"""

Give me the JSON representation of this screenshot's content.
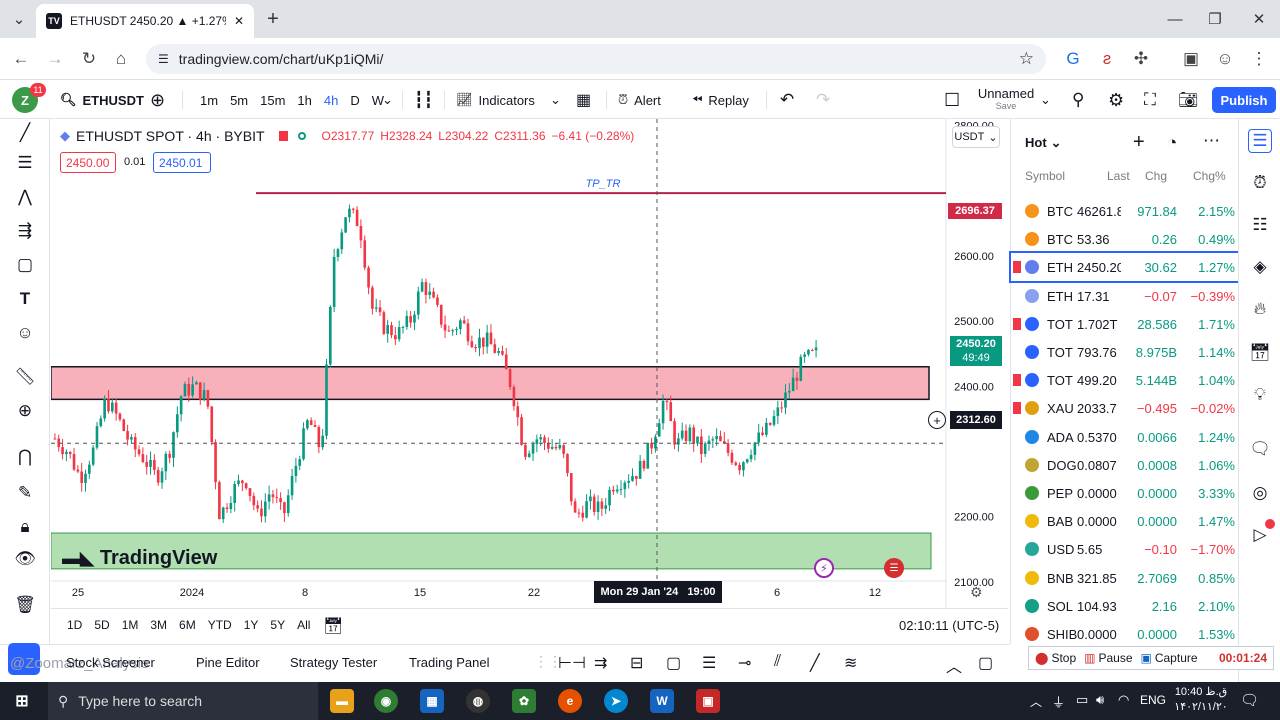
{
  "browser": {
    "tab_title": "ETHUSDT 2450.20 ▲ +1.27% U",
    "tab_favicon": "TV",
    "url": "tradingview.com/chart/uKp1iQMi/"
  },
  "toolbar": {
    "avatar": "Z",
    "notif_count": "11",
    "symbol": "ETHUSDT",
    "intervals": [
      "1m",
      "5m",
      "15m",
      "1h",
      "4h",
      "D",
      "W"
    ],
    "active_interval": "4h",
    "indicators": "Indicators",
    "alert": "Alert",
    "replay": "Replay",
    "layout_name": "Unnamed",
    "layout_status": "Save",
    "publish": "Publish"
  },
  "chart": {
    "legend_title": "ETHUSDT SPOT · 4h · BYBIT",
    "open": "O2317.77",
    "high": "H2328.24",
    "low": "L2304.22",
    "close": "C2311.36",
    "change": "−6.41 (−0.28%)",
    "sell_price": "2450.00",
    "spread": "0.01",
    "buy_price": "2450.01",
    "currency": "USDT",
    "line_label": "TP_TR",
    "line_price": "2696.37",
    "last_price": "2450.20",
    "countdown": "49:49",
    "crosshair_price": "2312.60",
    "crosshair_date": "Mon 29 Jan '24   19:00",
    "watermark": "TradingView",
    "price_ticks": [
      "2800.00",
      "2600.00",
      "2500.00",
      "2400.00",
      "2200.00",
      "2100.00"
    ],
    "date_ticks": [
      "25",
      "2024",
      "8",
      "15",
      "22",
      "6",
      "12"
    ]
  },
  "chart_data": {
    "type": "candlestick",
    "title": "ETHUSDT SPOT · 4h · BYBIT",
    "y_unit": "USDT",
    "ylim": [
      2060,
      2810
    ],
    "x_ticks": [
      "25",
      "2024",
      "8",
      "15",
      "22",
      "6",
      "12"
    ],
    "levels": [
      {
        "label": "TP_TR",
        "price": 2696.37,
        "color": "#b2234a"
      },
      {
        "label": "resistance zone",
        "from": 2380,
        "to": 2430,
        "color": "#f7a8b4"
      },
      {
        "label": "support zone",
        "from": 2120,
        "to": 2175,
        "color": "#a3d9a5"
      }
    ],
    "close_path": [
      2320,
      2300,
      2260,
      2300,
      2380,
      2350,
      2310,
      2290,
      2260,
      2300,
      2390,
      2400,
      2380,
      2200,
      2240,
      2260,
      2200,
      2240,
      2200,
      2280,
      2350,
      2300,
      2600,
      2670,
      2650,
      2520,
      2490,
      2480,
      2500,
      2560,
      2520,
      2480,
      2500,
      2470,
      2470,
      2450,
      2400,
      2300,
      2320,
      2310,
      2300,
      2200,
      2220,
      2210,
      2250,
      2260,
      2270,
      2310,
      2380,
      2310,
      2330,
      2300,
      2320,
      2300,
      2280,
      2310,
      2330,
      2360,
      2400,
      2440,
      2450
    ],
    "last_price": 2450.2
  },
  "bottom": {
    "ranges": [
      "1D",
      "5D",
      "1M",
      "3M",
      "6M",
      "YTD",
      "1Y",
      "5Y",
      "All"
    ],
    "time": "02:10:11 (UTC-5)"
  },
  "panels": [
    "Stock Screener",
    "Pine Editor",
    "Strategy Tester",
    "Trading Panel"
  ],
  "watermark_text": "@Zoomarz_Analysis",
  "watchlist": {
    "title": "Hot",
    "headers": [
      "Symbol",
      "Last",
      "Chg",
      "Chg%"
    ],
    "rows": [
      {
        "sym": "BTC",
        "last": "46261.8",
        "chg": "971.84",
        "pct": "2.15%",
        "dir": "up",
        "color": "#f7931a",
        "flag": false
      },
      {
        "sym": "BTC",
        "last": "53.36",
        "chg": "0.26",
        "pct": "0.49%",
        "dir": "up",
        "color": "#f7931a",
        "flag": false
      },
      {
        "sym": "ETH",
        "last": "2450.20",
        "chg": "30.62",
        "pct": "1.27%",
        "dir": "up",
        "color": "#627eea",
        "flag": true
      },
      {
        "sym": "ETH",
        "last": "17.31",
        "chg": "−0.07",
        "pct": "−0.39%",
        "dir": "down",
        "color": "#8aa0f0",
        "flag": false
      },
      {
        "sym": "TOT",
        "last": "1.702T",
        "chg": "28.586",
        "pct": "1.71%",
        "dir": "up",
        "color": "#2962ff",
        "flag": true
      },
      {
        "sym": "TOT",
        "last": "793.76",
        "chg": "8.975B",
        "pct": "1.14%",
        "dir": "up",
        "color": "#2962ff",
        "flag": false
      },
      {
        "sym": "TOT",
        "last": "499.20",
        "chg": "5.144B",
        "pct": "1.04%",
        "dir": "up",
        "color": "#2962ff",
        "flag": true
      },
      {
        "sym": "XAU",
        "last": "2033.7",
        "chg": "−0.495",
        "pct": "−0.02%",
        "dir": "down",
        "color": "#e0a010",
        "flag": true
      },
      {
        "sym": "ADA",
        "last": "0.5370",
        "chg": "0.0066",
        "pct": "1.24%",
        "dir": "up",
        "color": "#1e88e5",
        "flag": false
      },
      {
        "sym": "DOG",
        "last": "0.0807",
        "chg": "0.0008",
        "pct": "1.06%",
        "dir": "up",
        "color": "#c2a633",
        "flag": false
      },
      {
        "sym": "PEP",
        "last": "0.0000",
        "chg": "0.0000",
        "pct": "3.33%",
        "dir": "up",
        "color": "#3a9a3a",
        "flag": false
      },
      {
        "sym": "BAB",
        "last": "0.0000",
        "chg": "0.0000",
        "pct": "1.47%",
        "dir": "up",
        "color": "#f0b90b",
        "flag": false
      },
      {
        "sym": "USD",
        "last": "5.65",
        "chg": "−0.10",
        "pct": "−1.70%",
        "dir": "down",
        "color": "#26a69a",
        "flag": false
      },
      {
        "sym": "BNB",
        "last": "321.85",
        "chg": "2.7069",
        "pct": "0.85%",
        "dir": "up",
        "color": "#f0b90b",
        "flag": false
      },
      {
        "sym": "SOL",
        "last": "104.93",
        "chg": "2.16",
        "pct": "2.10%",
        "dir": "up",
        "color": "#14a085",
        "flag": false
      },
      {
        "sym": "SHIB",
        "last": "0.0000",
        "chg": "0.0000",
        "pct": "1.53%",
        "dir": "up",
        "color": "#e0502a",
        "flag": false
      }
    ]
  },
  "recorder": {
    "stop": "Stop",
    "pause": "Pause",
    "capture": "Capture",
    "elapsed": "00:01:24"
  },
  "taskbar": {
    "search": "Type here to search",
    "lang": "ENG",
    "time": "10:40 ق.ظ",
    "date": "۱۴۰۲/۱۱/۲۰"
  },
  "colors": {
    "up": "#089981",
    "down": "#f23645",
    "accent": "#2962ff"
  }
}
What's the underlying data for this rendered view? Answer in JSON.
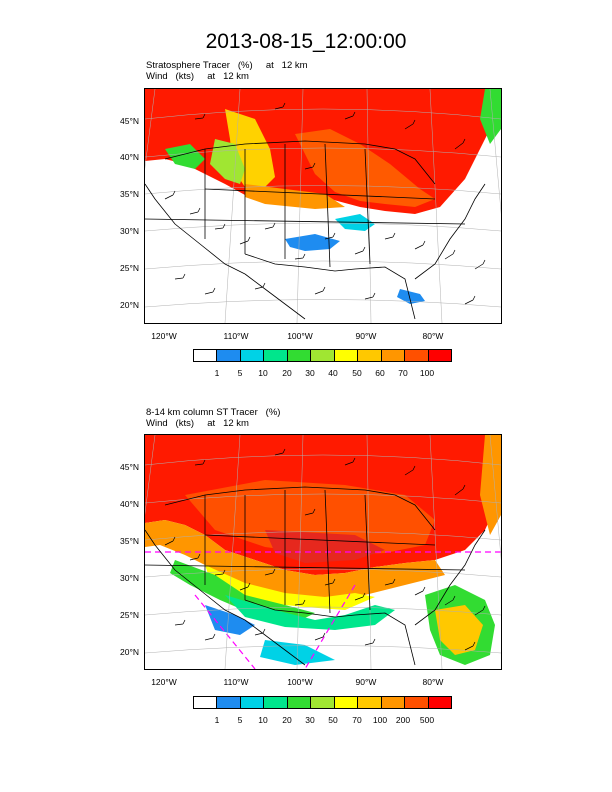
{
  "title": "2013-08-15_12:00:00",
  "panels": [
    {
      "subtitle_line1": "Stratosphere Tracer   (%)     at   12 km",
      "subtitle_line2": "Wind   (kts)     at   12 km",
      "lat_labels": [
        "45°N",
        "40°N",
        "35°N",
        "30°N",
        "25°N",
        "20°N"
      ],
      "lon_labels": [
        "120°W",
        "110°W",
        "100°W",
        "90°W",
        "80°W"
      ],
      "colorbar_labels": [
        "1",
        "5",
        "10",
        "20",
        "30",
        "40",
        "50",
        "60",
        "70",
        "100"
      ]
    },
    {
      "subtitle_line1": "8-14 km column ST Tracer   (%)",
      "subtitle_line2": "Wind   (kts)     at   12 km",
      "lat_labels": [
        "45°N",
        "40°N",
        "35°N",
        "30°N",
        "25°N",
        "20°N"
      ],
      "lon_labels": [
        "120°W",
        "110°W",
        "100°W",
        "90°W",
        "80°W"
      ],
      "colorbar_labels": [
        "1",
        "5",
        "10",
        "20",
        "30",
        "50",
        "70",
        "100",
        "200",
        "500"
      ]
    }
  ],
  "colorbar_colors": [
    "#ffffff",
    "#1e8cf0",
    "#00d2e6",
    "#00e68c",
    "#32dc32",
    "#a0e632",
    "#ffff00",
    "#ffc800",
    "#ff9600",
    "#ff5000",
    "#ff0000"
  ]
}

"""

Starting at the line that contains "What's the underlying", write out every line through the final line of the entries, word for word; skip any pictures.

Response to the exercise:
What's the underlying data for this rendered view? Answer in JSON.
{
  "title": "2013-08-15_12:00:00",
  "panels": [
    {
      "subtitle_line1": "Stratosphere Tracer   (%)     at   12 km",
      "subtitle_line2": "Wind   (kts)     at   12 km",
      "lat_labels": [
        "45°N",
        "40°N",
        "35°N",
        "30°N",
        "25°N",
        "20°N"
      ],
      "lon_labels": [
        "120°W",
        "110°W",
        "100°W",
        "90°W",
        "80°W"
      ],
      "colorbar_labels": [
        "1",
        "5",
        "10",
        "20",
        "30",
        "40",
        "50",
        "60",
        "70",
        "100"
      ]
    },
    {
      "subtitle_line1": "8-14 km column ST Tracer   (%)",
      "subtitle_line2": "Wind   (kts)     at   12 km",
      "lat_labels": [
        "45°N",
        "40°N",
        "35°N",
        "30°N",
        "25°N",
        "20°N"
      ],
      "lon_labels": [
        "120°W",
        "110°W",
        "100°W",
        "90°W",
        "80°W"
      ],
      "colorbar_labels": [
        "1",
        "5",
        "10",
        "20",
        "30",
        "50",
        "70",
        "100",
        "200",
        "500"
      ]
    }
  ],
  "colorbar_colors": [
    "#ffffff",
    "#1e8cf0",
    "#00d2e6",
    "#00e68c",
    "#32dc32",
    "#a0e632",
    "#ffff00",
    "#ffc800",
    "#ff9600",
    "#ff5000",
    "#ff0000"
  ]
}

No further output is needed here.